What to work on: Your output must hold every entry exactly as written and none of the pictures.

Given data:
┌──

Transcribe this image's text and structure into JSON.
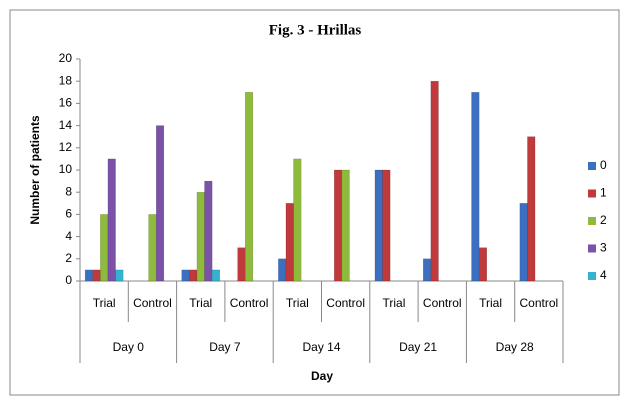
{
  "chart_data": {
    "type": "bar",
    "title": "Fig. 3 - Hrillas",
    "y_label": "Number of patients",
    "x_label": "Day",
    "groups": [
      "Day 0",
      "Day 7",
      "Day 14",
      "Day 21",
      "Day 28"
    ],
    "categories": [
      "Trial",
      "Control",
      "Trial",
      "Control",
      "Trial",
      "Control",
      "Trial",
      "Control",
      "Trial",
      "Control"
    ],
    "series": [
      {
        "name": "0",
        "color": "#3c6fc0",
        "values": [
          1,
          0,
          1,
          0,
          2,
          0,
          10,
          2,
          17,
          7
        ]
      },
      {
        "name": "1",
        "color": "#c0393b",
        "values": [
          1,
          0,
          1,
          3,
          7,
          10,
          10,
          18,
          3,
          13
        ]
      },
      {
        "name": "2",
        "color": "#8fbb3c",
        "values": [
          6,
          6,
          8,
          17,
          11,
          10,
          0,
          0,
          0,
          0
        ]
      },
      {
        "name": "3",
        "color": "#7b52a8",
        "values": [
          11,
          14,
          9,
          0,
          0,
          0,
          0,
          0,
          0,
          0
        ]
      },
      {
        "name": "4",
        "color": "#33b3d0",
        "values": [
          1,
          0,
          1,
          0,
          0,
          0,
          0,
          0,
          0,
          0
        ]
      }
    ],
    "ylim": [
      0,
      20
    ],
    "yticks": [
      0,
      2,
      4,
      6,
      8,
      10,
      12,
      14,
      16,
      18,
      20
    ],
    "legend": "right"
  }
}
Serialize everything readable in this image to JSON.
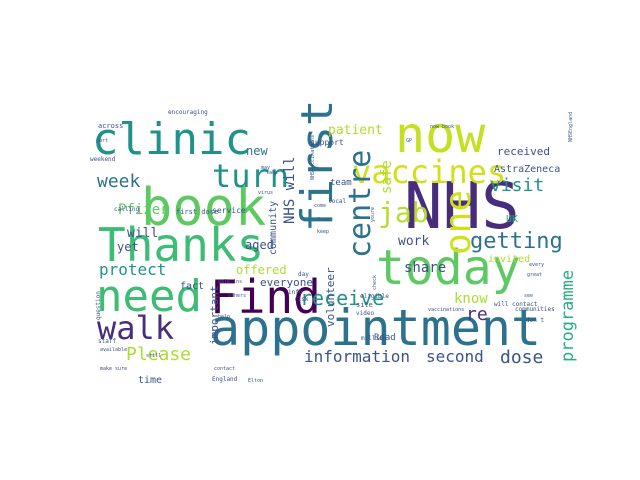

└──

Solved exercise:
Transcribe this image's text and structure into JSON.
{
  "chart_data": {
    "type": "bar",
    "title": "Fig. 3 - Hrillas",
    "y_label": "Number of patients",
    "x_label": "Day",
    "groups": [
      "Day 0",
      "Day 7",
      "Day 14",
      "Day 21",
      "Day 28"
    ],
    "categories": [
      "Trial",
      "Control",
      "Trial",
      "Control",
      "Trial",
      "Control",
      "Trial",
      "Control",
      "Trial",
      "Control"
    ],
    "series": [
      {
        "name": "0",
        "color": "#3c6fc0",
        "values": [
          1,
          0,
          1,
          0,
          2,
          0,
          10,
          2,
          17,
          7
        ]
      },
      {
        "name": "1",
        "color": "#c0393b",
        "values": [
          1,
          0,
          1,
          3,
          7,
          10,
          10,
          18,
          3,
          13
        ]
      },
      {
        "name": "2",
        "color": "#8fbb3c",
        "values": [
          6,
          6,
          8,
          17,
          11,
          10,
          0,
          0,
          0,
          0
        ]
      },
      {
        "name": "3",
        "color": "#7b52a8",
        "values": [
          11,
          14,
          9,
          0,
          0,
          0,
          0,
          0,
          0,
          0
        ]
      },
      {
        "name": "4",
        "color": "#33b3d0",
        "values": [
          1,
          0,
          1,
          0,
          0,
          0,
          0,
          0,
          0,
          0
        ]
      }
    ],
    "ylim": [
      0,
      20
    ],
    "yticks": [
      0,
      2,
      4,
      6,
      8,
      10,
      12,
      14,
      16,
      18,
      20
    ],
    "legend": "right"
  }
}
Serialize everything readable in this image to JSON.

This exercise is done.